┌──
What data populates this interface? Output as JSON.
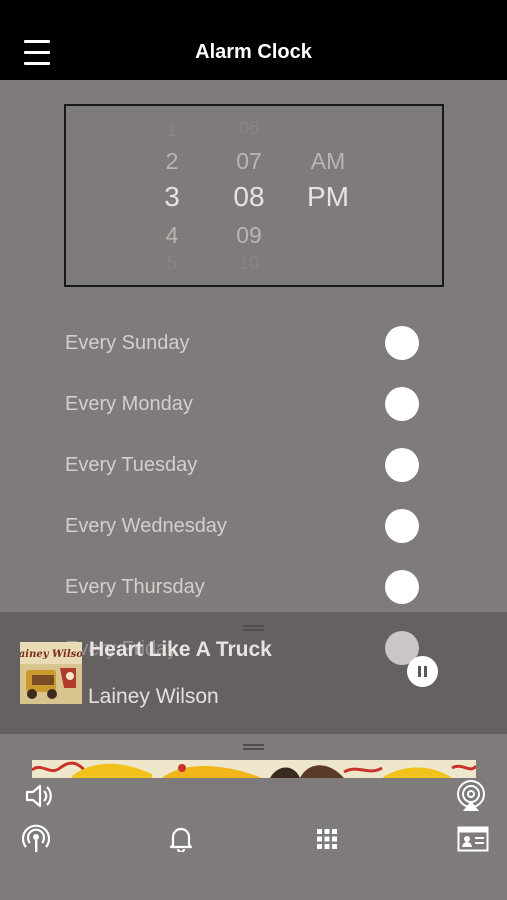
{
  "header": {
    "title": "Alarm Clock",
    "menu_icon": "hamburger-menu-icon"
  },
  "time_picker": {
    "hours": [
      "1",
      "2",
      "3",
      "4",
      "5"
    ],
    "minutes": [
      "06",
      "07",
      "08",
      "09",
      "10"
    ],
    "periods": [
      "AM",
      "PM"
    ],
    "selected_hour": "3",
    "selected_minute": "08",
    "selected_period": "PM"
  },
  "days": [
    {
      "label": "Every Sunday",
      "enabled": false
    },
    {
      "label": "Every Monday",
      "enabled": false
    },
    {
      "label": "Every Tuesday",
      "enabled": false
    },
    {
      "label": "Every Wednesday",
      "enabled": false
    },
    {
      "label": "Every Thursday",
      "enabled": false
    },
    {
      "label": "Every Friday",
      "enabled": false
    }
  ],
  "now_playing": {
    "title": "Heart Like A Truck",
    "artist": "Lainey Wilson",
    "album_art_text": "Lainey Wilson",
    "state": "playing"
  },
  "bottom_bar": {
    "icons": [
      "volume-icon",
      "airplay-icon",
      "radio-podcast-icon",
      "alarm-bell-icon",
      "grid-icon",
      "contact-card-icon"
    ]
  },
  "colors": {
    "header_bg": "#000000",
    "page_bg": "#7f7b7a",
    "toggle": "#ffffff"
  }
}
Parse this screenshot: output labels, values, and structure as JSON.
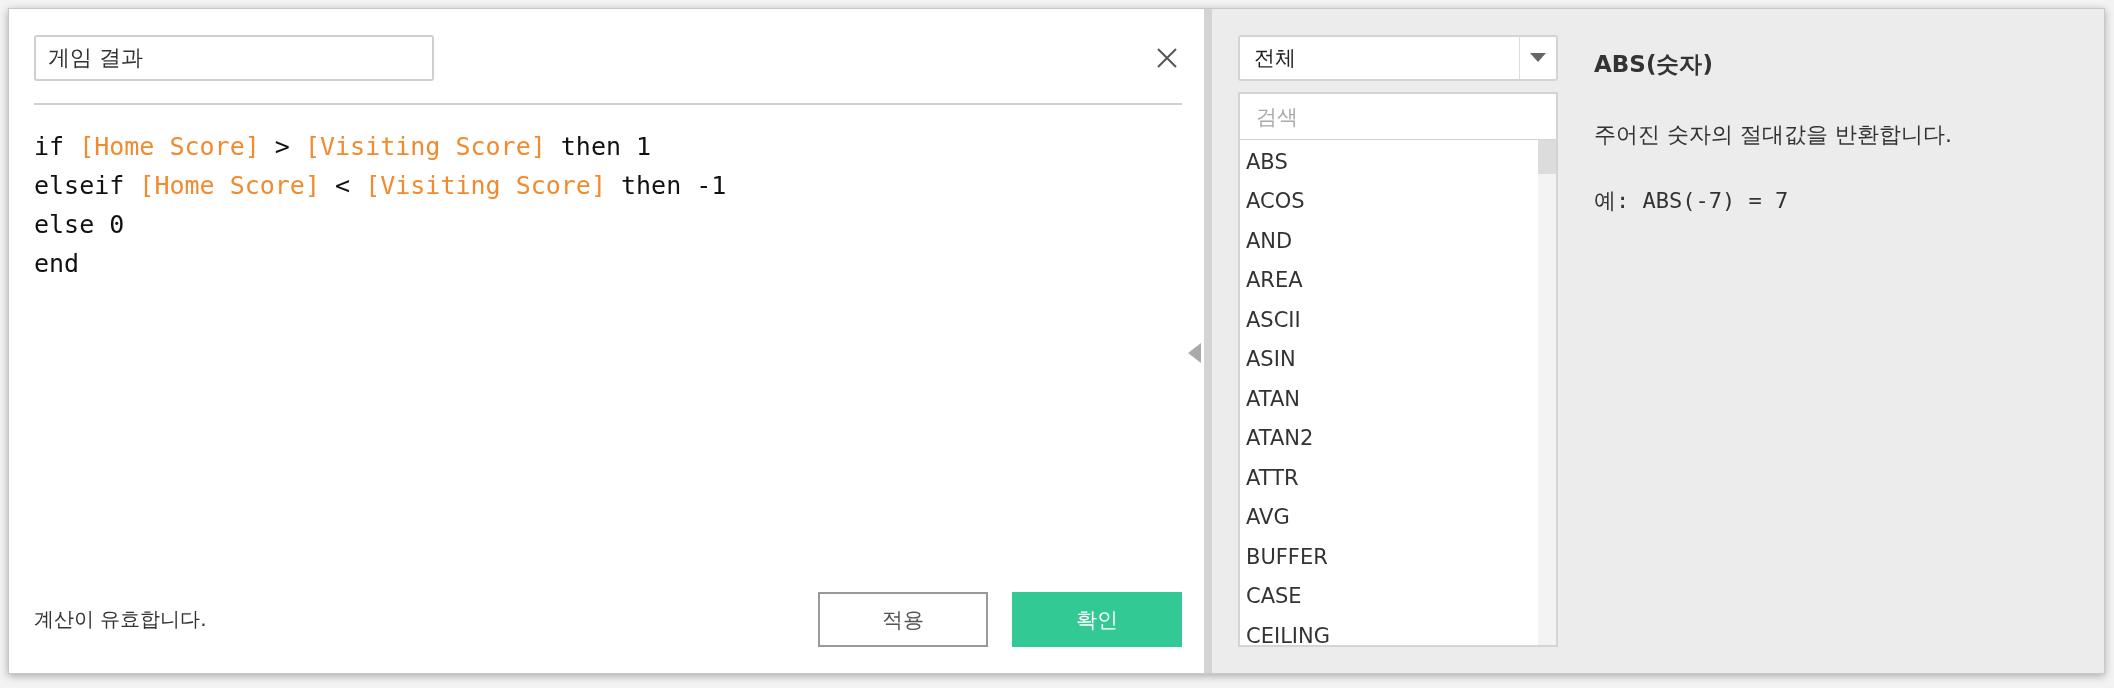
{
  "calc_name": {
    "value": "게임 결과"
  },
  "code_lines": [
    [
      {
        "kind": "keyword",
        "text": "if "
      },
      {
        "kind": "field",
        "text": "[Home Score]"
      },
      {
        "kind": "keyword",
        "text": " > "
      },
      {
        "kind": "field",
        "text": "[Visiting Score]"
      },
      {
        "kind": "keyword",
        "text": " then 1"
      }
    ],
    [
      {
        "kind": "keyword",
        "text": "elseif "
      },
      {
        "kind": "field",
        "text": "[Home Score]"
      },
      {
        "kind": "keyword",
        "text": " < "
      },
      {
        "kind": "field",
        "text": "[Visiting Score]"
      },
      {
        "kind": "keyword",
        "text": " then -1"
      }
    ],
    [
      {
        "kind": "keyword",
        "text": "else 0"
      }
    ],
    [
      {
        "kind": "keyword",
        "text": "end"
      }
    ]
  ],
  "status": "계산이 유효합니다.",
  "buttons": [
    {
      "label": "적용",
      "kind": "secondary"
    },
    {
      "label": "확인",
      "kind": "primary"
    }
  ],
  "category_dropdown": {
    "value": "전체"
  },
  "function_search": {
    "placeholder": "검색"
  },
  "functions": [
    "ABS",
    "ACOS",
    "AND",
    "AREA",
    "ASCII",
    "ASIN",
    "ATAN",
    "ATAN2",
    "ATTR",
    "AVG",
    "BUFFER",
    "CASE",
    "CEILING"
  ],
  "help": {
    "signature": "ABS(숫자)",
    "description": "주어진 숫자의 절대값을 반환합니다.",
    "example": "예: ABS(-7) = 7"
  }
}
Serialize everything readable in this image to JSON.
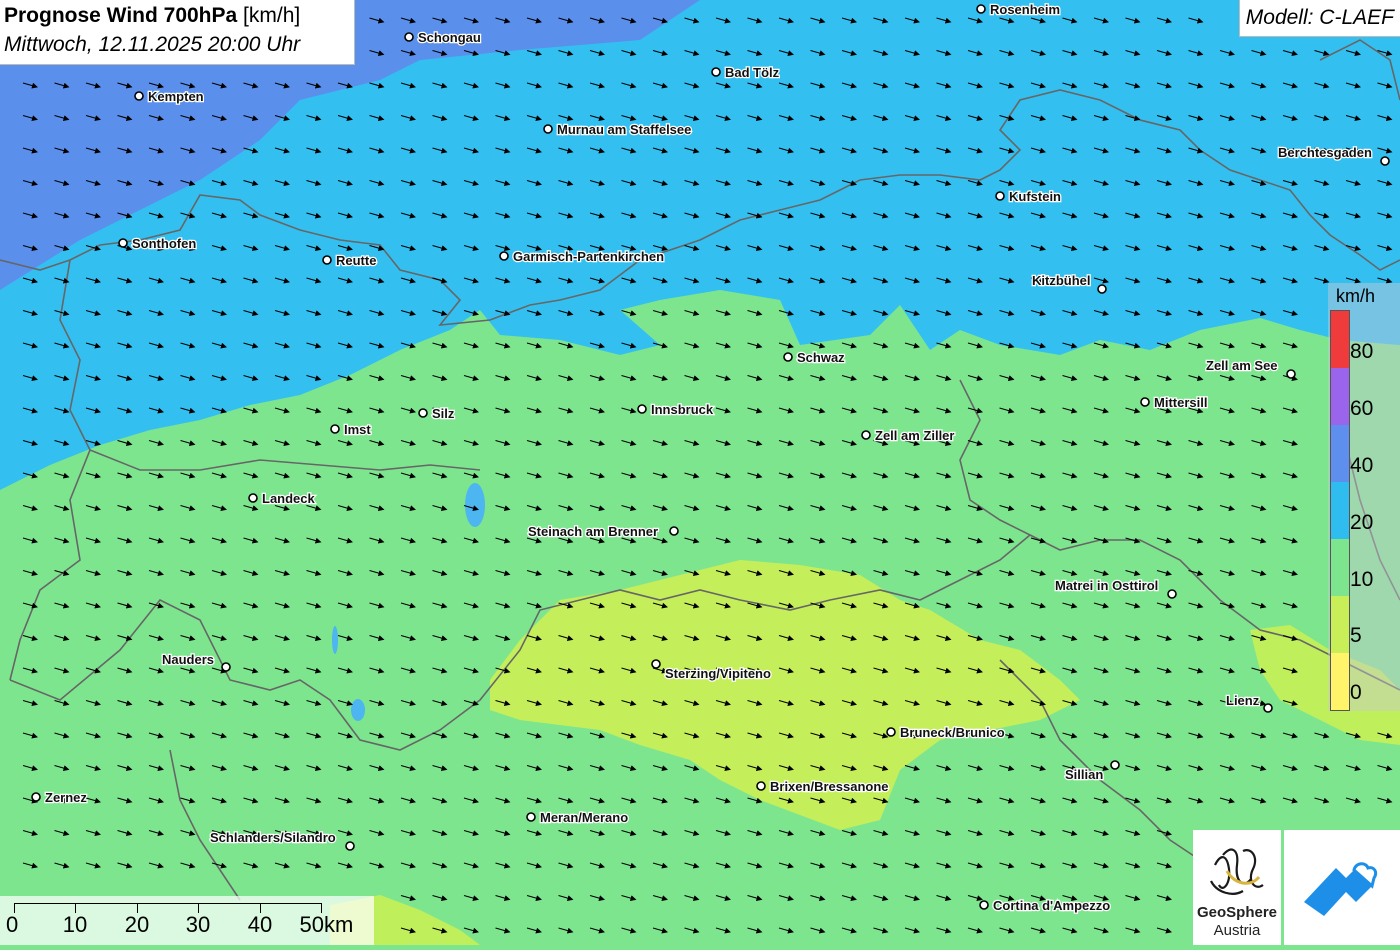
{
  "title": {
    "bold": "Prognose Wind 700hPa",
    "unit": "[km/h]",
    "datetime": "Mittwoch, 12.11.2025 20:00 Uhr"
  },
  "model": "Modell: C-LAEF",
  "legend": {
    "unit": "km/h",
    "levels": [
      {
        "label": "80",
        "color": "#ef3b3b"
      },
      {
        "label": "60",
        "color": "#9a65ea"
      },
      {
        "label": "40",
        "color": "#5f8fee"
      },
      {
        "label": "20",
        "color": "#2fbdf0"
      },
      {
        "label": "10",
        "color": "#7ee58f"
      },
      {
        "label": "5",
        "color": "#c8ef57"
      },
      {
        "label": "0",
        "color": "#fff46a"
      }
    ]
  },
  "scalebar": {
    "labels": [
      "0",
      "10",
      "20",
      "30",
      "40",
      "50km"
    ]
  },
  "cities": [
    {
      "name": "Rosenheim"
    },
    {
      "name": "Schongau"
    },
    {
      "name": "Bad Tölz"
    },
    {
      "name": "Kempten"
    },
    {
      "name": "Murnau am Staffelsee"
    },
    {
      "name": "Berchtesgaden"
    },
    {
      "name": "Kufstein"
    },
    {
      "name": "Sonthofen"
    },
    {
      "name": "Reutte"
    },
    {
      "name": "Garmisch-Partenkirchen"
    },
    {
      "name": "Kitzbühel"
    },
    {
      "name": "Schwaz"
    },
    {
      "name": "Zell am See"
    },
    {
      "name": "Mittersill"
    },
    {
      "name": "Silz"
    },
    {
      "name": "Innsbruck"
    },
    {
      "name": "Imst"
    },
    {
      "name": "Zell am Ziller"
    },
    {
      "name": "Landeck"
    },
    {
      "name": "Steinach am Brenner"
    },
    {
      "name": "Matrei in Osttirol"
    },
    {
      "name": "Nauders"
    },
    {
      "name": "Sterzing/Vipiteno"
    },
    {
      "name": "Lienz"
    },
    {
      "name": "Bruneck/Brunico"
    },
    {
      "name": "Sillian"
    },
    {
      "name": "Brixen/Bressanone"
    },
    {
      "name": "Zernez"
    },
    {
      "name": "Meran/Merano"
    },
    {
      "name": "Schlanders/Silandro"
    },
    {
      "name": "Cortina d'Ampezzo"
    }
  ],
  "logos": {
    "geosphere_line1": "GeoSphere",
    "geosphere_line2": "Austria"
  },
  "wind": {
    "direction": "west-northwest to east-southeast",
    "arrow_icon": "wind-arrow-icon"
  }
}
└──
▸ Given task
Leaving the pictures aside, transcribe the entire listing exactly.

▸ Task solution
What data populates this interface? Output as JSON.
{
  "header": {
    "title": "Alarm Clock",
    "menu_icon": "hamburger-menu-icon"
  },
  "time_picker": {
    "hours": [
      "1",
      "2",
      "3",
      "4",
      "5"
    ],
    "minutes": [
      "06",
      "07",
      "08",
      "09",
      "10"
    ],
    "periods": [
      "AM",
      "PM"
    ],
    "selected_hour": "3",
    "selected_minute": "08",
    "selected_period": "PM"
  },
  "days": [
    {
      "label": "Every Sunday",
      "enabled": false
    },
    {
      "label": "Every Monday",
      "enabled": false
    },
    {
      "label": "Every Tuesday",
      "enabled": false
    },
    {
      "label": "Every Wednesday",
      "enabled": false
    },
    {
      "label": "Every Thursday",
      "enabled": false
    },
    {
      "label": "Every Friday",
      "enabled": false
    }
  ],
  "now_playing": {
    "title": "Heart Like A Truck",
    "artist": "Lainey Wilson",
    "album_art_text": "Lainey Wilson",
    "state": "playing"
  },
  "bottom_bar": {
    "icons": [
      "volume-icon",
      "airplay-icon",
      "radio-podcast-icon",
      "alarm-bell-icon",
      "grid-icon",
      "contact-card-icon"
    ]
  },
  "colors": {
    "header_bg": "#000000",
    "page_bg": "#7f7b7a",
    "toggle": "#ffffff"
  }
}
Parse this screenshot: output labels, values, and structure as JSON.
{
  "calc_name": {
    "value": "게임 결과"
  },
  "code_lines": [
    [
      {
        "kind": "keyword",
        "text": "if "
      },
      {
        "kind": "field",
        "text": "[Home Score]"
      },
      {
        "kind": "keyword",
        "text": " > "
      },
      {
        "kind": "field",
        "text": "[Visiting Score]"
      },
      {
        "kind": "keyword",
        "text": " then 1"
      }
    ],
    [
      {
        "kind": "keyword",
        "text": "elseif "
      },
      {
        "kind": "field",
        "text": "[Home Score]"
      },
      {
        "kind": "keyword",
        "text": " < "
      },
      {
        "kind": "field",
        "text": "[Visiting Score]"
      },
      {
        "kind": "keyword",
        "text": " then -1"
      }
    ],
    [
      {
        "kind": "keyword",
        "text": "else 0"
      }
    ],
    [
      {
        "kind": "keyword",
        "text": "end"
      }
    ]
  ],
  "status": "계산이 유효합니다.",
  "buttons": [
    {
      "label": "적용",
      "kind": "secondary"
    },
    {
      "label": "확인",
      "kind": "primary"
    }
  ],
  "category_dropdown": {
    "value": "전체"
  },
  "function_search": {
    "placeholder": "검색"
  },
  "functions": [
    "ABS",
    "ACOS",
    "AND",
    "AREA",
    "ASCII",
    "ASIN",
    "ATAN",
    "ATAN2",
    "ATTR",
    "AVG",
    "BUFFER",
    "CASE",
    "CEILING"
  ],
  "help": {
    "signature": "ABS(숫자)",
    "description": "주어진 숫자의 절대값을 반환합니다.",
    "example": "예: ABS(-7) = 7"
  }
}
Serialize everything readable in this image to JSON.
{
  "title": {
    "bold": "Prognose Wind 700hPa",
    "unit": "[km/h]",
    "datetime": "Mittwoch, 12.11.2025 20:00 Uhr"
  },
  "model": "Modell: C-LAEF",
  "legend": {
    "unit": "km/h",
    "levels": [
      {
        "label": "80",
        "color": "#ef3b3b"
      },
      {
        "label": "60",
        "color": "#9a65ea"
      },
      {
        "label": "40",
        "color": "#5f8fee"
      },
      {
        "label": "20",
        "color": "#2fbdf0"
      },
      {
        "label": "10",
        "color": "#7ee58f"
      },
      {
        "label": "5",
        "color": "#c8ef57"
      },
      {
        "label": "0",
        "color": "#fff46a"
      }
    ]
  },
  "scalebar": {
    "labels": [
      "0",
      "10",
      "20",
      "30",
      "40",
      "50km"
    ]
  },
  "cities": [
    {
      "name": "Rosenheim"
    },
    {
      "name": "Schongau"
    },
    {
      "name": "Bad Tölz"
    },
    {
      "name": "Kempten"
    },
    {
      "name": "Murnau am Staffelsee"
    },
    {
      "name": "Berchtesgaden"
    },
    {
      "name": "Kufstein"
    },
    {
      "name": "Sonthofen"
    },
    {
      "name": "Reutte"
    },
    {
      "name": "Garmisch-Partenkirchen"
    },
    {
      "name": "Kitzbühel"
    },
    {
      "name": "Schwaz"
    },
    {
      "name": "Zell am See"
    },
    {
      "name": "Mittersill"
    },
    {
      "name": "Silz"
    },
    {
      "name": "Innsbruck"
    },
    {
      "name": "Imst"
    },
    {
      "name": "Zell am Ziller"
    },
    {
      "name": "Landeck"
    },
    {
      "name": "Steinach am Brenner"
    },
    {
      "name": "Matrei in Osttirol"
    },
    {
      "name": "Nauders"
    },
    {
      "name": "Sterzing/Vipiteno"
    },
    {
      "name": "Lienz"
    },
    {
      "name": "Bruneck/Brunico"
    },
    {
      "name": "Sillian"
    },
    {
      "name": "Brixen/Bressanone"
    },
    {
      "name": "Zernez"
    },
    {
      "name": "Meran/Merano"
    },
    {
      "name": "Schlanders/Silandro"
    },
    {
      "name": "Cortina d'Ampezzo"
    }
  ],
  "logos": {
    "geosphere_line1": "GeoSphere",
    "geosphere_line2": "Austria"
  },
  "wind": {
    "direction": "west-northwest to east-southeast",
    "arrow_icon": "wind-arrow-icon"
  }
}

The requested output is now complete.